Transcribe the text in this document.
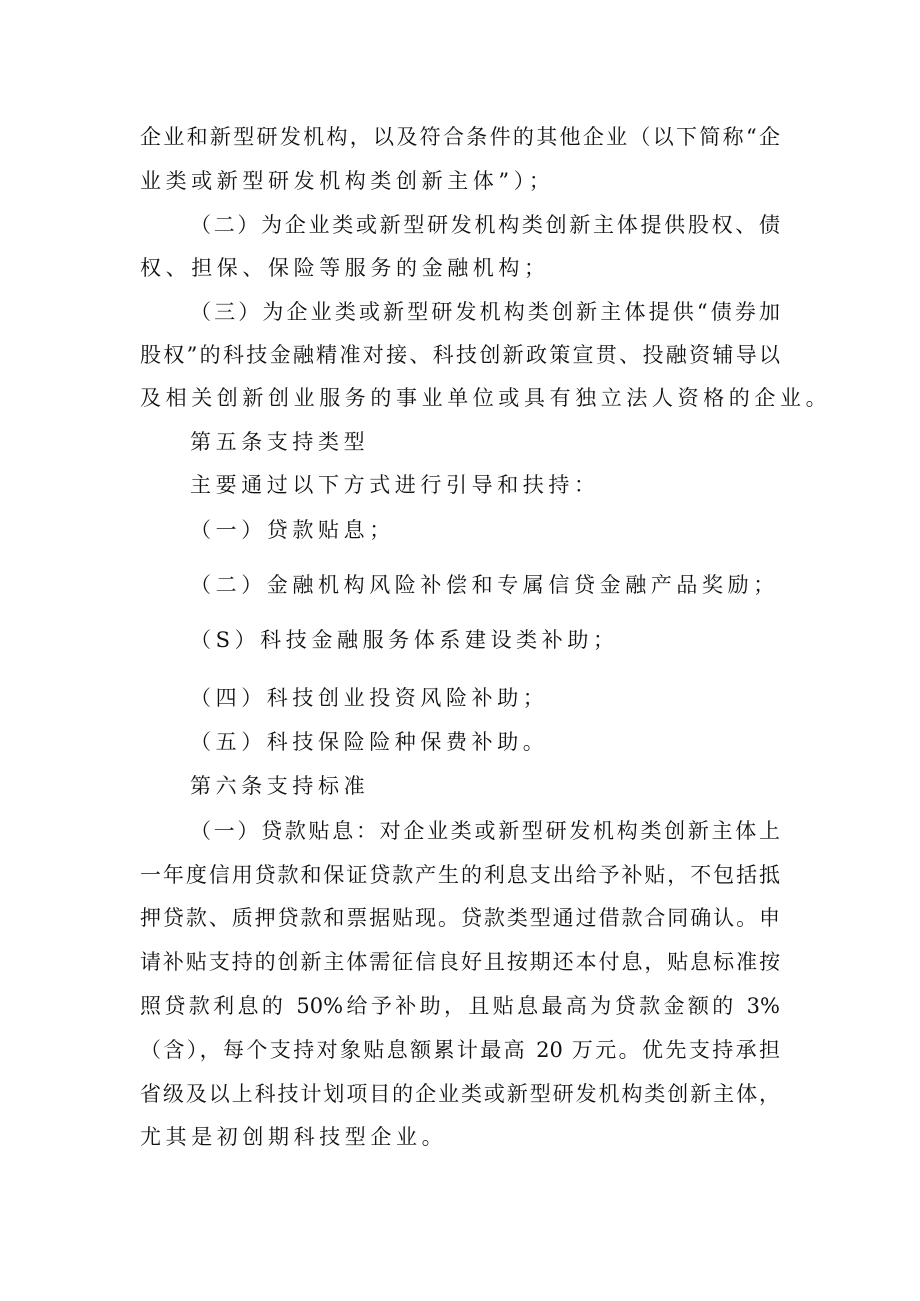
企业和新型研发机构，以及符合条件的其他企业（以下简称“企
业类或新型研发机构类创新主体”）；
（二）为企业类或新型研发机构类创新主体提供股权、债
权、担保、保险等服务的金融机构；
（三）为企业类或新型研发机构类创新主体提供“债券加
股权”的科技金融精准对接、科技创新政策宣贯、投融资辅导以
及相关创新创业服务的事业单位或具有独立法人资格的企业。
第五条支持类型
主要通过以下方式进行引导和扶持：
（一）贷款贴息；
（二）金融机构风险补偿和专属信贷金融产品奖励；
（S）科技金融服务体系建设类补助；
（四）科技创业投资风险补助；
（五）科技保险险种保费补助。
第六条支持标准
（一）贷款贴息：对企业类或新型研发机构类创新主体上
一年度信用贷款和保证贷款产生的利息支出给予补贴，不包括抵
押贷款、质押贷款和票据贴现。贷款类型通过借款合同确认。申
请补贴支持的创新主体需征信良好且按期还本付息，贴息标准按
照贷款利息的 50%给予补助，且贴息最高为贷款金额的 3%
（含），每个支持对象贴息额累计最高 20 万元。优先支持承担
省级及以上科技计划项目的企业类或新型研发机构类创新主体，
尤其是初创期科技型企业。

- - -

Exercise ▸ Transcribe all the records above word for word, without their images.

Complete output ▸
Transcribe the text in this document.
企业和新型研发机构，以及符合条件的其他企业（以下简称“企
业类或新型研发机构类创新主体”）；
（二）为企业类或新型研发机构类创新主体提供股权、债
权、担保、保险等服务的金融机构；
（三）为企业类或新型研发机构类创新主体提供“债券加
股权”的科技金融精准对接、科技创新政策宣贯、投融资辅导以
及相关创新创业服务的事业单位或具有独立法人资格的企业。
第五条支持类型
主要通过以下方式进行引导和扶持：
（一）贷款贴息；
（二）金融机构风险补偿和专属信贷金融产品奖励；
（S）科技金融服务体系建设类补助；
（四）科技创业投资风险补助；
（五）科技保险险种保费补助。
第六条支持标准
（一）贷款贴息：对企业类或新型研发机构类创新主体上
一年度信用贷款和保证贷款产生的利息支出给予补贴，不包括抵
押贷款、质押贷款和票据贴现。贷款类型通过借款合同确认。申
请补贴支持的创新主体需征信良好且按期还本付息，贴息标准按
照贷款利息的 50%给予补助，且贴息最高为贷款金额的 3%
（含），每个支持对象贴息额累计最高 20 万元。优先支持承担
省级及以上科技计划项目的企业类或新型研发机构类创新主体，
尤其是初创期科技型企业。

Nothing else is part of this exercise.